▼▼▼

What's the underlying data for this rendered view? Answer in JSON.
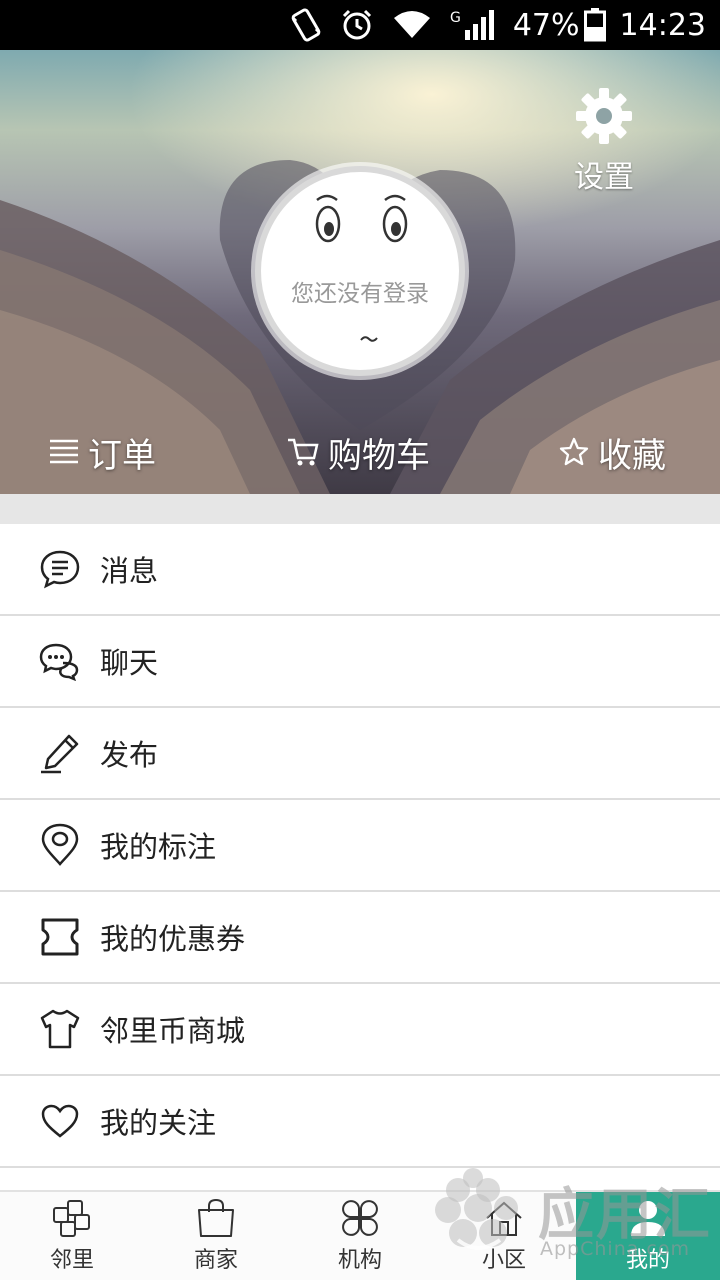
{
  "status_bar": {
    "battery": "47%",
    "network": "G",
    "time": "14:23",
    "icons": [
      "vibrate-icon",
      "alarm-icon",
      "wifi-icon",
      "signal-icon",
      "battery-icon"
    ]
  },
  "header": {
    "settings_label": "设置",
    "login_prompt": "您还没有登录",
    "quick_links": [
      {
        "label": "订单",
        "icon": "list-icon"
      },
      {
        "label": "购物车",
        "icon": "cart-icon"
      },
      {
        "label": "收藏",
        "icon": "star-icon"
      }
    ]
  },
  "menu": [
    {
      "label": "消息",
      "icon": "message-icon"
    },
    {
      "label": "聊天",
      "icon": "chat-icon"
    },
    {
      "label": "发布",
      "icon": "pencil-icon"
    },
    {
      "label": "我的标注",
      "icon": "location-pin-icon"
    },
    {
      "label": "我的优惠券",
      "icon": "coupon-icon"
    },
    {
      "label": "邻里币商城",
      "icon": "tshirt-icon"
    },
    {
      "label": "我的关注",
      "icon": "heart-icon"
    }
  ],
  "bottom_nav": [
    {
      "label": "邻里",
      "icon": "neighborhood-icon",
      "active": false
    },
    {
      "label": "商家",
      "icon": "shopping-bag-icon",
      "active": false
    },
    {
      "label": "机构",
      "icon": "clover-icon",
      "active": false
    },
    {
      "label": "小区",
      "icon": "home-icon",
      "active": false
    },
    {
      "label": "我的",
      "icon": "user-icon",
      "active": true
    }
  ],
  "watermark": {
    "cn": "应用汇",
    "en": "AppChina.com"
  },
  "colors": {
    "accent": "#2aa88e",
    "divider": "#dddddd",
    "section_gap": "#e6e6e6"
  }
}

▲▲▲

▶ _TASK REQUIREMENTS_
Retype the whole listing, keeping every line identical and omitting all pictures.

▶ _FULL OUTPUT_
What's the underlying data for this rendered view? Answer in JSON.
{
  "status_bar": {
    "battery": "47%",
    "network": "G",
    "time": "14:23",
    "icons": [
      "vibrate-icon",
      "alarm-icon",
      "wifi-icon",
      "signal-icon",
      "battery-icon"
    ]
  },
  "header": {
    "settings_label": "设置",
    "login_prompt": "您还没有登录",
    "quick_links": [
      {
        "label": "订单",
        "icon": "list-icon"
      },
      {
        "label": "购物车",
        "icon": "cart-icon"
      },
      {
        "label": "收藏",
        "icon": "star-icon"
      }
    ]
  },
  "menu": [
    {
      "label": "消息",
      "icon": "message-icon"
    },
    {
      "label": "聊天",
      "icon": "chat-icon"
    },
    {
      "label": "发布",
      "icon": "pencil-icon"
    },
    {
      "label": "我的标注",
      "icon": "location-pin-icon"
    },
    {
      "label": "我的优惠券",
      "icon": "coupon-icon"
    },
    {
      "label": "邻里币商城",
      "icon": "tshirt-icon"
    },
    {
      "label": "我的关注",
      "icon": "heart-icon"
    }
  ],
  "bottom_nav": [
    {
      "label": "邻里",
      "icon": "neighborhood-icon",
      "active": false
    },
    {
      "label": "商家",
      "icon": "shopping-bag-icon",
      "active": false
    },
    {
      "label": "机构",
      "icon": "clover-icon",
      "active": false
    },
    {
      "label": "小区",
      "icon": "home-icon",
      "active": false
    },
    {
      "label": "我的",
      "icon": "user-icon",
      "active": true
    }
  ],
  "watermark": {
    "cn": "应用汇",
    "en": "AppChina.com"
  },
  "colors": {
    "accent": "#2aa88e",
    "divider": "#dddddd",
    "section_gap": "#e6e6e6"
  }
}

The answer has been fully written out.